*** DATA IN THIS EXERCISE ***

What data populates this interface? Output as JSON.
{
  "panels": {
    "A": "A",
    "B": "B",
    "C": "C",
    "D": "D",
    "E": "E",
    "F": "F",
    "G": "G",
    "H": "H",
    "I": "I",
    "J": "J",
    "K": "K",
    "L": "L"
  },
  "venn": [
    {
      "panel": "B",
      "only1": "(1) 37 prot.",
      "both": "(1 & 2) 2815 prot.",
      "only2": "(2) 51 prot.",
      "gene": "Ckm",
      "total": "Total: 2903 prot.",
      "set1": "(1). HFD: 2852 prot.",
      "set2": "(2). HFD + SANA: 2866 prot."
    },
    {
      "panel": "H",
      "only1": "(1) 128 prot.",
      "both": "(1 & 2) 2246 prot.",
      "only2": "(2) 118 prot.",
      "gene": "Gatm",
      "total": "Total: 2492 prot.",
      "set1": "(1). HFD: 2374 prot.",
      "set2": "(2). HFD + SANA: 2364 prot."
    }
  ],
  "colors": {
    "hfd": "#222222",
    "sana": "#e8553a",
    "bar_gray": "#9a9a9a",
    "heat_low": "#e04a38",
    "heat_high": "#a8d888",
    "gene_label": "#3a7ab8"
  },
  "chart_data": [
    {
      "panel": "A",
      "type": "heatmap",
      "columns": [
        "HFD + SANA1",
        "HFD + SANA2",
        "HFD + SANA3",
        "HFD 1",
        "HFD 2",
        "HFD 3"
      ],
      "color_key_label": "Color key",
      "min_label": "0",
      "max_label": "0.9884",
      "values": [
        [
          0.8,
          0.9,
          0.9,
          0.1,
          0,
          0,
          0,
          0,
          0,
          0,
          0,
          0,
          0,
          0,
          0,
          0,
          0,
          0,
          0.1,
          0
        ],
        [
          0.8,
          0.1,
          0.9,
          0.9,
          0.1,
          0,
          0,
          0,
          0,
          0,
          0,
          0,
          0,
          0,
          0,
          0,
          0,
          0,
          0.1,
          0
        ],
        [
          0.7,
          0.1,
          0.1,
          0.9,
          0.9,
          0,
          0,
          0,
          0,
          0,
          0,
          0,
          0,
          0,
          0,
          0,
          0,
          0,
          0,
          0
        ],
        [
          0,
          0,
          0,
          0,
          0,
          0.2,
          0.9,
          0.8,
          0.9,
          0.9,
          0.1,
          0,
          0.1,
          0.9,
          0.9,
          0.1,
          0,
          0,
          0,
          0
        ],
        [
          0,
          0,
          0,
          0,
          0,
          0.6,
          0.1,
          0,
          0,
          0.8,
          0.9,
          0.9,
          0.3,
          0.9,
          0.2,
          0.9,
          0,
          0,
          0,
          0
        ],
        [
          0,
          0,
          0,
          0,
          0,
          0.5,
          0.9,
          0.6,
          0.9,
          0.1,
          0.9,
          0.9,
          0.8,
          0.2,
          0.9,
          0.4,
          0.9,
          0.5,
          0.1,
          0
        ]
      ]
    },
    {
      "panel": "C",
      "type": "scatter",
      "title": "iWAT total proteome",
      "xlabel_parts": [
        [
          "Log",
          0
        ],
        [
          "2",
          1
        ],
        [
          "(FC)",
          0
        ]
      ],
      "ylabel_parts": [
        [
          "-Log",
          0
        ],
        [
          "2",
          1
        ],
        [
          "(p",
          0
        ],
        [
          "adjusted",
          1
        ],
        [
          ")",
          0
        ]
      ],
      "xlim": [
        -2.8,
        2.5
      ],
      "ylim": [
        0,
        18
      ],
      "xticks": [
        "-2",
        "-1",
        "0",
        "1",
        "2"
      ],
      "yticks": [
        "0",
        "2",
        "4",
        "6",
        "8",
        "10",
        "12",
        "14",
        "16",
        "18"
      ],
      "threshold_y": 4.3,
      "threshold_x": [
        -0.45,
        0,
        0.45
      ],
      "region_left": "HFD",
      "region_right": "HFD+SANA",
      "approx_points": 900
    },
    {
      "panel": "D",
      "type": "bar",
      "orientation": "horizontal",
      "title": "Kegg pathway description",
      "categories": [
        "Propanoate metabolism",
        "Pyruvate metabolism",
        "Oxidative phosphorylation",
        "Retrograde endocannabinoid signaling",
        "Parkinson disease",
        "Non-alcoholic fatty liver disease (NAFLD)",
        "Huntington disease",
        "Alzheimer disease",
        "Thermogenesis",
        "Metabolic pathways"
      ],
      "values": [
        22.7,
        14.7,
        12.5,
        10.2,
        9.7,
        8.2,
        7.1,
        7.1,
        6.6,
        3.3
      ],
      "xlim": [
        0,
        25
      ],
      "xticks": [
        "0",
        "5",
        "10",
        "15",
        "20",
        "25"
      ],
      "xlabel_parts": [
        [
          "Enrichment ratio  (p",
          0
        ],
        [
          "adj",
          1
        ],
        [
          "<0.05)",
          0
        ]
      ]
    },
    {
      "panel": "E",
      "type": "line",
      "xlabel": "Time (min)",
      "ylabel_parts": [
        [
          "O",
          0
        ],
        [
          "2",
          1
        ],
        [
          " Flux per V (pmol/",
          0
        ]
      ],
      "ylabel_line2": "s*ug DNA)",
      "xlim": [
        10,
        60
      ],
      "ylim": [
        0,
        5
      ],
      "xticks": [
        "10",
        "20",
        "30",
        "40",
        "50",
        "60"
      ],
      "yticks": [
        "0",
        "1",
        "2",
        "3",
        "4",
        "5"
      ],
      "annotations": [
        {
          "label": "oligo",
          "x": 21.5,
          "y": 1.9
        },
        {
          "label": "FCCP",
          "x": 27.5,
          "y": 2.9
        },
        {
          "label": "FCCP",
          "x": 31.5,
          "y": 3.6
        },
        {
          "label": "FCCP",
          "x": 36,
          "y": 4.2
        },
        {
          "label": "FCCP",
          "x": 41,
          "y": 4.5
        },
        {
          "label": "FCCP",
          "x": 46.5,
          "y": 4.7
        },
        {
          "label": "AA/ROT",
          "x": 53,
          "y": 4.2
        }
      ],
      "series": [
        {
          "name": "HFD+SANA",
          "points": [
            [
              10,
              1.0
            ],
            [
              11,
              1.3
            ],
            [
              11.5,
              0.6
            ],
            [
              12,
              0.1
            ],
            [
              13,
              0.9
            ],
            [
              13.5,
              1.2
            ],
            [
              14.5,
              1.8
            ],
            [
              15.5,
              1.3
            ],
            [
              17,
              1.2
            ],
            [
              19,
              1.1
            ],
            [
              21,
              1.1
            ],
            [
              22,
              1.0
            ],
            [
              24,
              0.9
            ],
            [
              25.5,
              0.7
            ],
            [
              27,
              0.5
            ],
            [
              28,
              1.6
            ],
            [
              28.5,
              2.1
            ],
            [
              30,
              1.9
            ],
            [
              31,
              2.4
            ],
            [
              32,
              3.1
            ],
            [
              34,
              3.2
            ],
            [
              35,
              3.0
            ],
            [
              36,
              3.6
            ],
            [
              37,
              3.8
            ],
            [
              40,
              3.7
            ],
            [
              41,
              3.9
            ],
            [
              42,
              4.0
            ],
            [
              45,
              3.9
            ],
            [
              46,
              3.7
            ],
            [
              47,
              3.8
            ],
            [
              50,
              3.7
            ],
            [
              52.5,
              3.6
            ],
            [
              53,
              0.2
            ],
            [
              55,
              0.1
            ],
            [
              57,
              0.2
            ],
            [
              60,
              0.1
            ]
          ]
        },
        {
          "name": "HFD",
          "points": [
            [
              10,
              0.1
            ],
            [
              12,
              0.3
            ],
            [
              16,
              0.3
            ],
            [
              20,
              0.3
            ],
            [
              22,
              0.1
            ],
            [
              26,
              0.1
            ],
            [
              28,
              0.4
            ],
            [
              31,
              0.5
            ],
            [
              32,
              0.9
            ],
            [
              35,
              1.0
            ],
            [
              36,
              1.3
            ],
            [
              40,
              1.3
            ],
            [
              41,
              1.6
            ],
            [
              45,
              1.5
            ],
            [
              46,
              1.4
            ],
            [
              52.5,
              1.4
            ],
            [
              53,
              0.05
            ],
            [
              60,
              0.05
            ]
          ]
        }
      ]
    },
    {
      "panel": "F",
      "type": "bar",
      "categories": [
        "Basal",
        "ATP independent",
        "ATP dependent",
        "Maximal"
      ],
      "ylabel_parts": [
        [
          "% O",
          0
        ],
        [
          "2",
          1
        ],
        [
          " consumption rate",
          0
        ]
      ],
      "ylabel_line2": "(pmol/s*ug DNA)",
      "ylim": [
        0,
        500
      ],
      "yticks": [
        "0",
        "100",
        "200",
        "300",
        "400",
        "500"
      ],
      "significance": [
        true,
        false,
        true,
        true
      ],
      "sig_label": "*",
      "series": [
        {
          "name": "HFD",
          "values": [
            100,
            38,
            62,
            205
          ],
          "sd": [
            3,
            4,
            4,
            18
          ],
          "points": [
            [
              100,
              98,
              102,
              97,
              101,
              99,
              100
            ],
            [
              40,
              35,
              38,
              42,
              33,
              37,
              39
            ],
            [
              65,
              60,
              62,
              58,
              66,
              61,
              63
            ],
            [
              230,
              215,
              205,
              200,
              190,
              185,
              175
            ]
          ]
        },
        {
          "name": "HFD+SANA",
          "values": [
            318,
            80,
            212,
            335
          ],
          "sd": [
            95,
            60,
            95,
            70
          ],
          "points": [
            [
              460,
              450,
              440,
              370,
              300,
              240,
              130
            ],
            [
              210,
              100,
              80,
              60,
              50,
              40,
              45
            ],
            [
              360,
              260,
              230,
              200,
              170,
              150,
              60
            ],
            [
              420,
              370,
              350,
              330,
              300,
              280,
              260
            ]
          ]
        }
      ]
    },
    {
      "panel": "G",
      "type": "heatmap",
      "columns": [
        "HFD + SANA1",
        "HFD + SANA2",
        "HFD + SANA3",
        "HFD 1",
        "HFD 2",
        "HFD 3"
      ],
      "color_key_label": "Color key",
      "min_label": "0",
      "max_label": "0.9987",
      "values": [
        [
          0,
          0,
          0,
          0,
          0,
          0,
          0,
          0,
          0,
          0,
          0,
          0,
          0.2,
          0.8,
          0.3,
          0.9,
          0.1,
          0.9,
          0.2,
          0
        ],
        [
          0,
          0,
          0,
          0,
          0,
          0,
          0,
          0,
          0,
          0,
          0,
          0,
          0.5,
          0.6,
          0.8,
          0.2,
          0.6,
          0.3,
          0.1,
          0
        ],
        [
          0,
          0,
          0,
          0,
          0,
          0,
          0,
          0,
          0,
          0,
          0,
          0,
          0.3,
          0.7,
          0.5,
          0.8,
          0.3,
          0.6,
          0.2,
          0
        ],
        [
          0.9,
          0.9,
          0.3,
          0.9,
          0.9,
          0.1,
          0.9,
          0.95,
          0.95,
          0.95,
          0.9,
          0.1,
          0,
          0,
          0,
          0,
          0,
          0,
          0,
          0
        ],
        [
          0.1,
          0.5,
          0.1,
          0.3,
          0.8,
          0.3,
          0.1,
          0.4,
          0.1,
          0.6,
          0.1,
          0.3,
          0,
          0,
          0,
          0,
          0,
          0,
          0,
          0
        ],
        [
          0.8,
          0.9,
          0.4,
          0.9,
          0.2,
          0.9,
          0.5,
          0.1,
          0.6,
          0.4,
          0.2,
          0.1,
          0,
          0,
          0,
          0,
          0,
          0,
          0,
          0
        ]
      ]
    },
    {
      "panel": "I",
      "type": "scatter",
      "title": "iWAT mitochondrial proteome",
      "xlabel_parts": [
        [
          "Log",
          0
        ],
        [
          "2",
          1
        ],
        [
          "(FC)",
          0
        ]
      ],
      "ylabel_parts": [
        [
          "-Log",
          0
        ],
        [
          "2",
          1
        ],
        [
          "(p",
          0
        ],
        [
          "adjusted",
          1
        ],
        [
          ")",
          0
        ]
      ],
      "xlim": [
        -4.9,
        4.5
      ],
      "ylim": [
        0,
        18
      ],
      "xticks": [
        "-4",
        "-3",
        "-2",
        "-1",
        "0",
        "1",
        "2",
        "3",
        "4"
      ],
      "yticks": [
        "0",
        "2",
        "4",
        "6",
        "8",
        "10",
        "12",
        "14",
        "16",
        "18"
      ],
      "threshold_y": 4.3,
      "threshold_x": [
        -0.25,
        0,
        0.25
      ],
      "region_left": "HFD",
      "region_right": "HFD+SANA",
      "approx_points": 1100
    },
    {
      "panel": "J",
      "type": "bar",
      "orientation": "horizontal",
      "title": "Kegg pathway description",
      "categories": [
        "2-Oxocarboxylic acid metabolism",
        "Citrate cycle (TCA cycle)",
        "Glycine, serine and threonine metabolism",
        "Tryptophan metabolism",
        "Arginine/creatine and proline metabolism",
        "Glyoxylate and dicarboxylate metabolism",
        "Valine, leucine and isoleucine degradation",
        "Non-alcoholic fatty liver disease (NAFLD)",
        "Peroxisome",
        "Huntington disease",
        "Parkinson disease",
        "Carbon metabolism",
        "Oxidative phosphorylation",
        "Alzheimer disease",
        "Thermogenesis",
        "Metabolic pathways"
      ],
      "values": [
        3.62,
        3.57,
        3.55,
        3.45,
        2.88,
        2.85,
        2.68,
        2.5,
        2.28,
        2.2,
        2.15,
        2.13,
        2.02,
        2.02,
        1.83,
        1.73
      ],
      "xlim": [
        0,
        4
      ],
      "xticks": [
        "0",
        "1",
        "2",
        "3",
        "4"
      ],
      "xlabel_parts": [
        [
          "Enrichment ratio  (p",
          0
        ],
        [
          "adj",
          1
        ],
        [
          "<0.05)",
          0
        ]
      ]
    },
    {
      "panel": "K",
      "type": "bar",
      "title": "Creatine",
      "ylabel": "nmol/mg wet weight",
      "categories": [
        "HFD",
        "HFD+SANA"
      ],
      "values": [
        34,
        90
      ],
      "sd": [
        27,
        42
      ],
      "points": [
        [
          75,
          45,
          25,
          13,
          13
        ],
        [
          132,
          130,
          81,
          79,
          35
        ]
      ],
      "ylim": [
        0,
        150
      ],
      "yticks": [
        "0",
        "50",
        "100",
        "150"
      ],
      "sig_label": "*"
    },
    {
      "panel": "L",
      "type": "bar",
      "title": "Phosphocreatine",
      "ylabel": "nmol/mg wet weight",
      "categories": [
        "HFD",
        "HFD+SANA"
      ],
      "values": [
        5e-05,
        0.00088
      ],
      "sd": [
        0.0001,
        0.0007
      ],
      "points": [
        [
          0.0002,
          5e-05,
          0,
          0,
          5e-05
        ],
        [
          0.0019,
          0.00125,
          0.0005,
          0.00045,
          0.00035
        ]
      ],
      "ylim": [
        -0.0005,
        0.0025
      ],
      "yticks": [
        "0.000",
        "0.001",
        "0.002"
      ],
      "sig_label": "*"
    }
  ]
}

***

**ABOUT THIS EXERCISE:**
Above are some records; copy each line there that contains "proteome".

**TASK ANSWER:**
      "title": "iWAT total proteome",
      "title": "iWAT mitochondrial proteome",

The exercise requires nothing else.